What this task involves:
Produce a verbatim copy of the entries listed below.

Records for the task:

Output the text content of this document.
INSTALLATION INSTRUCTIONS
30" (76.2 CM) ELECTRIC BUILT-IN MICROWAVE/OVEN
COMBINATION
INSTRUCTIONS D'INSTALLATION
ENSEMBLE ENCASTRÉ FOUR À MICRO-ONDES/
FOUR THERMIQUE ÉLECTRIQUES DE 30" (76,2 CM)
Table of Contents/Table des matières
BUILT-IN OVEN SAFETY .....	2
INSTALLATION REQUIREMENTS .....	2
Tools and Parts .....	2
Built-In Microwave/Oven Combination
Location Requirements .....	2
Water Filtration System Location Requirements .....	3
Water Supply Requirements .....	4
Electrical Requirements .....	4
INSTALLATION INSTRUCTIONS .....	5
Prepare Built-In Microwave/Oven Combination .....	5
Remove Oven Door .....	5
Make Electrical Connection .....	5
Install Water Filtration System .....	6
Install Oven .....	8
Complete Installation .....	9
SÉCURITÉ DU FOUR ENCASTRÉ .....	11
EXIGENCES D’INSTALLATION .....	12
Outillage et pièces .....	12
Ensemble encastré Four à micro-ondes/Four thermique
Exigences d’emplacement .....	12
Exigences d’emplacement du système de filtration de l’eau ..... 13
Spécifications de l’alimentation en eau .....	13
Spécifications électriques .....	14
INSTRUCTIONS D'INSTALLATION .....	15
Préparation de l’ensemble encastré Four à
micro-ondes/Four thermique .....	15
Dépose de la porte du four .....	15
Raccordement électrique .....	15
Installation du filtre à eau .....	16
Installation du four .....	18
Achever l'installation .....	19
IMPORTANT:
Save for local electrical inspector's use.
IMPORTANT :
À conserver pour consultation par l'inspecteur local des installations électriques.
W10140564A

Solved exercise:
Output the text content of this document.
INSTALLATION INSTRUCTIONS
30" (76.2 CM) ELECTRIC BUILT-IN MICROWAVE/OVEN
COMBINATION
INSTRUCTIONS D'INSTALLATION
ENSEMBLE ENCASTRÉ FOUR À MICRO-ONDES/
FOUR THERMIQUE ÉLECTRIQUES DE 30" (76,2 CM)
Table of Contents/Table des matières
BUILT-IN OVEN SAFETY .....	2
INSTALLATION REQUIREMENTS .....	2
Tools and Parts .....	2
Built-In Microwave/Oven Combination
Location Requirements .....	2
Water Filtration System Location Requirements .....	3
Water Supply Requirements .....	4
Electrical Requirements .....	4
INSTALLATION INSTRUCTIONS .....	5
Prepare Built-In Microwave/Oven Combination .....	5
Remove Oven Door .....	5
Make Electrical Connection .....	5
Install Water Filtration System .....	6
Install Oven .....	8
Complete Installation .....	9
SÉCURITÉ DU FOUR ENCASTRÉ .....	11
EXIGENCES D’INSTALLATION .....	12
Outillage et pièces .....	12
Ensemble encastré Four à micro-ondes/Four thermique
Exigences d’emplacement .....	12
Exigences d’emplacement du système de filtration de l’eau ..... 13
Spécifications de l’alimentation en eau .....	13
Spécifications électriques .....	14
INSTRUCTIONS D'INSTALLATION .....	15
Préparation de l’ensemble encastré Four à
micro-ondes/Four thermique .....	15
Dépose de la porte du four .....	15
Raccordement électrique .....	15
Installation du filtre à eau .....	16
Installation du four .....	18
Achever l'installation .....	19
IMPORTANT:
Save for local electrical inspector's use.
IMPORTANT :
À conserver pour consultation par l'inspecteur local des installations électriques.
W10140564A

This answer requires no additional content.